SHORT TASK:
Write out all of the data without omission, exactly as shown.

━━━━━ RECORDS

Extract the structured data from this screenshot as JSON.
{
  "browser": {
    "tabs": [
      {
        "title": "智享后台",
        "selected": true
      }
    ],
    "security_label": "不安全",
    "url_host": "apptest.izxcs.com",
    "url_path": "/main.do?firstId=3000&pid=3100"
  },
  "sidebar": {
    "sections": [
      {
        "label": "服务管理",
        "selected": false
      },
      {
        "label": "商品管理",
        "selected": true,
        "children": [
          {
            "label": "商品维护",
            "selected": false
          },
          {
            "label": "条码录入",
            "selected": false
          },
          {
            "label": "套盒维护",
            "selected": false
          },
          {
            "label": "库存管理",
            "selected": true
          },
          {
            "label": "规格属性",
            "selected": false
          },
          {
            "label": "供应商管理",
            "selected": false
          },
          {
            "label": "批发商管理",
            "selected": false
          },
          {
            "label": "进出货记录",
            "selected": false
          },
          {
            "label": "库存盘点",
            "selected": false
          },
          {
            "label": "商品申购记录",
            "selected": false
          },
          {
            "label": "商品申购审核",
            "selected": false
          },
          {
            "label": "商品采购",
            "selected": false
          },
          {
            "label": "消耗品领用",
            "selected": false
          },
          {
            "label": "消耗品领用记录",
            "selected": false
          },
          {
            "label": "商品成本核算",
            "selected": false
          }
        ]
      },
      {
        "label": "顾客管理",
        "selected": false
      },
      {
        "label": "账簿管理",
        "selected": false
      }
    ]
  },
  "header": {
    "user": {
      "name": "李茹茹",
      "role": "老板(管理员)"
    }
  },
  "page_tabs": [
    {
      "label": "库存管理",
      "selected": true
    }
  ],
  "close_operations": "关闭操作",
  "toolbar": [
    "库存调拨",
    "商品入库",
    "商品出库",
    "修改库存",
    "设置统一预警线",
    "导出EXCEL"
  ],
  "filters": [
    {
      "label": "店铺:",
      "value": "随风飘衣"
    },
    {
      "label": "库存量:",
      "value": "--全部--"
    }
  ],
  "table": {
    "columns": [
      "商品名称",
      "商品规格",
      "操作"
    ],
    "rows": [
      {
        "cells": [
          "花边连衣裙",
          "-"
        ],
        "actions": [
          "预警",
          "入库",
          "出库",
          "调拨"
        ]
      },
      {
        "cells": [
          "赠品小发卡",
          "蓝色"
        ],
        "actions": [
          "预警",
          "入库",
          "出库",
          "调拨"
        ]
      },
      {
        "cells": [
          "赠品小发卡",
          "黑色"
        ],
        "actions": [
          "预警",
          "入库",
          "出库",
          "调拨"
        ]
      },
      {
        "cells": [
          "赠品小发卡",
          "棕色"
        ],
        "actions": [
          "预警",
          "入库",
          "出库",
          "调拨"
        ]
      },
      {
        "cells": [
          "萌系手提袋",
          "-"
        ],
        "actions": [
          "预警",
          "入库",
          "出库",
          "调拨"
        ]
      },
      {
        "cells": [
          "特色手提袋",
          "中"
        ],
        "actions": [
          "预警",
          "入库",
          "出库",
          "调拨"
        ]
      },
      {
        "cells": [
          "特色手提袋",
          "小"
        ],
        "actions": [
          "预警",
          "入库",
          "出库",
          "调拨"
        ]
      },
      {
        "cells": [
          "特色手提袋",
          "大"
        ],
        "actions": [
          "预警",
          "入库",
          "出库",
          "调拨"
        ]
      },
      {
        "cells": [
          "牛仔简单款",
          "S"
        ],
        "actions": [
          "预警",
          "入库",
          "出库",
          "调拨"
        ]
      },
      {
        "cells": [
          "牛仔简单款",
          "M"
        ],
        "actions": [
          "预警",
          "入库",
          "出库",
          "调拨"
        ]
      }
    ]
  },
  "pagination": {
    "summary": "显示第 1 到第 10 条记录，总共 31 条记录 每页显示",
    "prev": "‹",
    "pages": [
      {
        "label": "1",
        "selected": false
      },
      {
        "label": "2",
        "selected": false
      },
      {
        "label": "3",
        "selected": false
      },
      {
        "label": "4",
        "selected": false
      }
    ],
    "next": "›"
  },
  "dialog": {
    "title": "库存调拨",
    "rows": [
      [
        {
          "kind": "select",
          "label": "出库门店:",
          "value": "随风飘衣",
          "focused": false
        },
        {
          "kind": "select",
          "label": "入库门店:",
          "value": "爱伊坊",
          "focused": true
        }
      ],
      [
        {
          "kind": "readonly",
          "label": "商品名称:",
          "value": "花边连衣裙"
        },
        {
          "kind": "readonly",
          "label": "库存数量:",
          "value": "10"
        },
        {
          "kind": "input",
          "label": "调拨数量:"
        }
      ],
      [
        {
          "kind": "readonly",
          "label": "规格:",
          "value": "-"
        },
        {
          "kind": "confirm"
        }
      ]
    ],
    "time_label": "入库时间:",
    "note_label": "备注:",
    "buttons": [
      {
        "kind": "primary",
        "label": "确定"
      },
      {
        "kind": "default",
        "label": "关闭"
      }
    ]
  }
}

━━━━━━━━━━

ANSWER TO THIS PROBLEM:
Extract the structured data from this screenshot as JSON.
{
  "browser": {
    "tabs": [
      {
        "title": "智享后台",
        "selected": true
      }
    ],
    "security_label": "不安全",
    "url_host": "apptest.izxcs.com",
    "url_path": "/main.do?firstId=3000&pid=3100"
  },
  "sidebar": {
    "sections": [
      {
        "label": "服务管理",
        "selected": false
      },
      {
        "label": "商品管理",
        "selected": true,
        "children": [
          {
            "label": "商品维护",
            "selected": false
          },
          {
            "label": "条码录入",
            "selected": false
          },
          {
            "label": "套盒维护",
            "selected": false
          },
          {
            "label": "库存管理",
            "selected": true
          },
          {
            "label": "规格属性",
            "selected": false
          },
          {
            "label": "供应商管理",
            "selected": false
          },
          {
            "label": "批发商管理",
            "selected": false
          },
          {
            "label": "进出货记录",
            "selected": false
          },
          {
            "label": "库存盘点",
            "selected": false
          },
          {
            "label": "商品申购记录",
            "selected": false
          },
          {
            "label": "商品申购审核",
            "selected": false
          },
          {
            "label": "商品采购",
            "selected": false
          },
          {
            "label": "消耗品领用",
            "selected": false
          },
          {
            "label": "消耗品领用记录",
            "selected": false
          },
          {
            "label": "商品成本核算",
            "selected": false
          }
        ]
      },
      {
        "label": "顾客管理",
        "selected": false
      },
      {
        "label": "账簿管理",
        "selected": false
      }
    ]
  },
  "header": {
    "user": {
      "name": "李茹茹",
      "role": "老板(管理员)"
    }
  },
  "page_tabs": [
    {
      "label": "库存管理",
      "selected": true
    }
  ],
  "close_operations": "关闭操作",
  "toolbar": [
    "库存调拨",
    "商品入库",
    "商品出库",
    "修改库存",
    "设置统一预警线",
    "导出EXCEL"
  ],
  "filters": [
    {
      "label": "店铺:",
      "value": "随风飘衣"
    },
    {
      "label": "库存量:",
      "value": "--全部--"
    }
  ],
  "table": {
    "columns": [
      "商品名称",
      "商品规格",
      "操作"
    ],
    "rows": [
      {
        "cells": [
          "花边连衣裙",
          "-"
        ],
        "actions": [
          "预警",
          "入库",
          "出库",
          "调拨"
        ]
      },
      {
        "cells": [
          "赠品小发卡",
          "蓝色"
        ],
        "actions": [
          "预警",
          "入库",
          "出库",
          "调拨"
        ]
      },
      {
        "cells": [
          "赠品小发卡",
          "黑色"
        ],
        "actions": [
          "预警",
          "入库",
          "出库",
          "调拨"
        ]
      },
      {
        "cells": [
          "赠品小发卡",
          "棕色"
        ],
        "actions": [
          "预警",
          "入库",
          "出库",
          "调拨"
        ]
      },
      {
        "cells": [
          "萌系手提袋",
          "-"
        ],
        "actions": [
          "预警",
          "入库",
          "出库",
          "调拨"
        ]
      },
      {
        "cells": [
          "特色手提袋",
          "中"
        ],
        "actions": [
          "预警",
          "入库",
          "出库",
          "调拨"
        ]
      },
      {
        "cells": [
          "特色手提袋",
          "小"
        ],
        "actions": [
          "预警",
          "入库",
          "出库",
          "调拨"
        ]
      },
      {
        "cells": [
          "特色手提袋",
          "大"
        ],
        "actions": [
          "预警",
          "入库",
          "出库",
          "调拨"
        ]
      },
      {
        "cells": [
          "牛仔简单款",
          "S"
        ],
        "actions": [
          "预警",
          "入库",
          "出库",
          "调拨"
        ]
      },
      {
        "cells": [
          "牛仔简单款",
          "M"
        ],
        "actions": [
          "预警",
          "入库",
          "出库",
          "调拨"
        ]
      }
    ]
  },
  "pagination": {
    "summary": "显示第 1 到第 10 条记录，总共 31 条记录 每页显示",
    "prev": "‹",
    "pages": [
      {
        "label": "1",
        "selected": false
      },
      {
        "label": "2",
        "selected": false
      },
      {
        "label": "3",
        "selected": false
      },
      {
        "label": "4",
        "selected": false
      }
    ],
    "next": "›"
  },
  "dialog": {
    "title": "库存调拨",
    "rows": [
      [
        {
          "kind": "select",
          "label": "出库门店:",
          "value": "随风飘衣",
          "focused": false
        },
        {
          "kind": "select",
          "label": "入库门店:",
          "value": "爱伊坊",
          "focused": true
        }
      ],
      [
        {
          "kind": "readonly",
          "label": "商品名称:",
          "value": "花边连衣裙"
        },
        {
          "kind": "readonly",
          "label": "库存数量:",
          "value": "10"
        },
        {
          "kind": "input",
          "label": "调拨数量:"
        }
      ],
      [
        {
          "kind": "readonly",
          "label": "规格:",
          "value": "-"
        },
        {
          "kind": "confirm"
        }
      ]
    ],
    "time_label": "入库时间:",
    "note_label": "备注:",
    "buttons": [
      {
        "kind": "primary",
        "label": "确定"
      },
      {
        "kind": "default",
        "label": "关闭"
      }
    ]
  }
}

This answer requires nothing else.